Records from a data source
****************************************
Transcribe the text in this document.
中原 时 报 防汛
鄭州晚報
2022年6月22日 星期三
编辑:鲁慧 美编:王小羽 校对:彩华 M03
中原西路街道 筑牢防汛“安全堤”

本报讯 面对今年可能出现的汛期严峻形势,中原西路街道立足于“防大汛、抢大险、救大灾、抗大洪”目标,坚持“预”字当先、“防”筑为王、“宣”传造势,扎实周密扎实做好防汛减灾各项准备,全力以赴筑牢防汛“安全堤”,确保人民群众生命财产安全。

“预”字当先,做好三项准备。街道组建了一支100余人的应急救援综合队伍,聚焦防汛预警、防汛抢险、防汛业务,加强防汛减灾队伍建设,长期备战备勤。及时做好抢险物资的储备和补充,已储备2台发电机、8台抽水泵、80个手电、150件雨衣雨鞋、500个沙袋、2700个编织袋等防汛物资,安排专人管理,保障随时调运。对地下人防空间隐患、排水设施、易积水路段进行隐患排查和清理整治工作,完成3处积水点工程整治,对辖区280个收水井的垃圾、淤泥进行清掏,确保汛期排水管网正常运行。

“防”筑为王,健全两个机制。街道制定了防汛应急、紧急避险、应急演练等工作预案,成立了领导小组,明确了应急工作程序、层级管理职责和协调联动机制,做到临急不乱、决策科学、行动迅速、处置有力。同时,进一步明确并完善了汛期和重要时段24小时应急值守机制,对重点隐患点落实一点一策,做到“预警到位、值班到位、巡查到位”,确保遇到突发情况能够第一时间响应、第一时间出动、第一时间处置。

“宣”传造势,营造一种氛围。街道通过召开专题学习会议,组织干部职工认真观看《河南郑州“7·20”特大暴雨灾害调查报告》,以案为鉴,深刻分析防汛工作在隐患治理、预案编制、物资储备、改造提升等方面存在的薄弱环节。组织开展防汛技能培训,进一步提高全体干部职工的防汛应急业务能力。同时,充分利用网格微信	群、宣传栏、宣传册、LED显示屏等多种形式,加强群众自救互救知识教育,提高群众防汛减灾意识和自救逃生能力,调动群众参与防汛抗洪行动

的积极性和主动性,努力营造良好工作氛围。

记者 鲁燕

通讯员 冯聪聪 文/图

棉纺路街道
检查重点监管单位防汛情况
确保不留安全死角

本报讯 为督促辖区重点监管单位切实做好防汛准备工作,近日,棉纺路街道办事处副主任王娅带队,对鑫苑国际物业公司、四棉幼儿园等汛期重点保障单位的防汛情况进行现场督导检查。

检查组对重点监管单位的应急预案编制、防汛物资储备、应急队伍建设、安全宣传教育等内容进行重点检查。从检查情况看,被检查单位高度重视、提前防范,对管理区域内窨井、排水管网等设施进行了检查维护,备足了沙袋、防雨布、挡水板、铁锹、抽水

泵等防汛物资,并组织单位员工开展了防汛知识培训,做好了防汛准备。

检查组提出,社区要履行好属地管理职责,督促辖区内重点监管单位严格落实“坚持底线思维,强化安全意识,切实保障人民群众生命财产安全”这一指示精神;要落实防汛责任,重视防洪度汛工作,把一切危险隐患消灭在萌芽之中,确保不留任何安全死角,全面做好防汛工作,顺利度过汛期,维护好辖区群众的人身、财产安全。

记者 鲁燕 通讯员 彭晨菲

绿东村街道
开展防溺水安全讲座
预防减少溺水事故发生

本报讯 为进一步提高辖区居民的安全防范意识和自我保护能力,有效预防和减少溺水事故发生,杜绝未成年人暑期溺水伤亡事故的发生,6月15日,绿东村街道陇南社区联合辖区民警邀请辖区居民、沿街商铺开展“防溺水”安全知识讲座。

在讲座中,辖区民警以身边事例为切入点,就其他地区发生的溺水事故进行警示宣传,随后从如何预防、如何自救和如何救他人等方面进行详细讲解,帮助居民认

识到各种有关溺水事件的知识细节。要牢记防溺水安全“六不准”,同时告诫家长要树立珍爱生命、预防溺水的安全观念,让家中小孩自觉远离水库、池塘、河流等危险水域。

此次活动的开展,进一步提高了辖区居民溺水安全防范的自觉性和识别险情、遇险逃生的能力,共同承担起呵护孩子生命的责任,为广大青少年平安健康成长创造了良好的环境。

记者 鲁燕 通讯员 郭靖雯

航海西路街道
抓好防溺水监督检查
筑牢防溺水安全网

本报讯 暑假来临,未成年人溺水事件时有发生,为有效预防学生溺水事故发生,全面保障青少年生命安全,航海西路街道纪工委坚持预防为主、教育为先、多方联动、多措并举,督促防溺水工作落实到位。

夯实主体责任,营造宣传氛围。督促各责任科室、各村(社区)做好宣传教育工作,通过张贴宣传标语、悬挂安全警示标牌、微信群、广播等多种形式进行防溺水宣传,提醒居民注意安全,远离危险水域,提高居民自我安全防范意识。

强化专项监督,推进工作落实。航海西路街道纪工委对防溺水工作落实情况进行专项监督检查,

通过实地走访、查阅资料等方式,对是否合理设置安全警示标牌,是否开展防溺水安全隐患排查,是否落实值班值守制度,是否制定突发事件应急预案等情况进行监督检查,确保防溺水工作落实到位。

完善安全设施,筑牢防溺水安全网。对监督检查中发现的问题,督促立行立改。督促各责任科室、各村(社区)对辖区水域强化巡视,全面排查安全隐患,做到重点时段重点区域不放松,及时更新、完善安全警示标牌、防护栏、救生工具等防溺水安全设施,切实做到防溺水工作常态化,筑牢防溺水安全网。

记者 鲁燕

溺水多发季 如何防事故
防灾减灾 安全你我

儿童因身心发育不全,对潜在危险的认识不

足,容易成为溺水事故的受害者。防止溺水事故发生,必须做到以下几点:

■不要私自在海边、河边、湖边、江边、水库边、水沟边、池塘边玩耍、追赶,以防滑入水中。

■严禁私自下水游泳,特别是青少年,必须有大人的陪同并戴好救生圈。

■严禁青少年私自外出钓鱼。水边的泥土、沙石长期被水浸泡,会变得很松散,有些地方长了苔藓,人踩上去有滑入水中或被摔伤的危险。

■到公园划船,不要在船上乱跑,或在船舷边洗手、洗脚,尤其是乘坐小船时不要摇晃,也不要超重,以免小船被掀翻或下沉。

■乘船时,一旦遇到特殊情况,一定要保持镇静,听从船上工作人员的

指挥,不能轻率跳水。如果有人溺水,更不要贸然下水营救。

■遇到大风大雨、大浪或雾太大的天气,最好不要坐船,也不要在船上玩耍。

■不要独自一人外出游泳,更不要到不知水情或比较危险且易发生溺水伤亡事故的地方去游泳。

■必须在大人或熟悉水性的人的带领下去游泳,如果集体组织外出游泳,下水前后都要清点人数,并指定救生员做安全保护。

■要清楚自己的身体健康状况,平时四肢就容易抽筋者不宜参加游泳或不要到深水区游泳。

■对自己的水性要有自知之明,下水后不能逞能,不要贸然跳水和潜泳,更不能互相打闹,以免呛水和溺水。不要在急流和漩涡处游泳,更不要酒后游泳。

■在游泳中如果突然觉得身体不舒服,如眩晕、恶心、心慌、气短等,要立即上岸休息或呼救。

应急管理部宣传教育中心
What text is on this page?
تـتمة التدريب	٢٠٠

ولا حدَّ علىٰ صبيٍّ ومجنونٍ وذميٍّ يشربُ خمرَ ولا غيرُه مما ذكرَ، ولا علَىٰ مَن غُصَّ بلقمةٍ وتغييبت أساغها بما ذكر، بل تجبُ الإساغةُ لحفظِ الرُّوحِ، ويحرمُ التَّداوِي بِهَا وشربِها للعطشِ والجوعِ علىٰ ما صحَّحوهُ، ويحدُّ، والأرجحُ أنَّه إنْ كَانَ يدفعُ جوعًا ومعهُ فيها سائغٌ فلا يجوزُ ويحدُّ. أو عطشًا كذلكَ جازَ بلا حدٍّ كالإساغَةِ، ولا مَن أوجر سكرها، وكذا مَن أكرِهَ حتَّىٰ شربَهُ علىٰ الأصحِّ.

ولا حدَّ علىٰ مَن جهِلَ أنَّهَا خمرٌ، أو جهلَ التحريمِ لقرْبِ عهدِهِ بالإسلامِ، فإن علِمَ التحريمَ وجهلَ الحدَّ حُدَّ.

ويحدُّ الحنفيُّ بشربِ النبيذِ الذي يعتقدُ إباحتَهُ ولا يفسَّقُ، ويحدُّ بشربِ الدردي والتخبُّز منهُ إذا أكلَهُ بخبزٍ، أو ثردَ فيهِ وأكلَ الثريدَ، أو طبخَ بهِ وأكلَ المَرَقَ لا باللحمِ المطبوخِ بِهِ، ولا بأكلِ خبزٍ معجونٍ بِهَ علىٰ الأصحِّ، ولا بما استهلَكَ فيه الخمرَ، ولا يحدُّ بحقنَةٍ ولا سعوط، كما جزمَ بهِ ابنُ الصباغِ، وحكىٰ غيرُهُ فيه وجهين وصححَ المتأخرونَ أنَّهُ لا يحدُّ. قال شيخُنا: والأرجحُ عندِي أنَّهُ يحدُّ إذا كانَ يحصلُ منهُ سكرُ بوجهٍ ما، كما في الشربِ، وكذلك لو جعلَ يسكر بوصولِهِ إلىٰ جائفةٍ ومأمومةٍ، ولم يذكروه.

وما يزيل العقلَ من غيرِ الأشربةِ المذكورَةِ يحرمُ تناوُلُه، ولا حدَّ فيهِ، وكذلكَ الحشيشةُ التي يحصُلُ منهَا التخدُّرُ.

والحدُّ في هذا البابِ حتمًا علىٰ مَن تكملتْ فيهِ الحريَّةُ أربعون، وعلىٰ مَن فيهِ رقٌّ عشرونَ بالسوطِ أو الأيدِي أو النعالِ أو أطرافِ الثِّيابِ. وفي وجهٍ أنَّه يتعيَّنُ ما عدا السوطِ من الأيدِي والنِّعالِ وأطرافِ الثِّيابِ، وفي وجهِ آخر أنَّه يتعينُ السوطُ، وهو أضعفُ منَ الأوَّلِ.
****************************************
* **What is expected**: Gather from the entries above all lines that include the string "this".

* **Written reply**:
Transcribe the text in this document.
What text is on this page?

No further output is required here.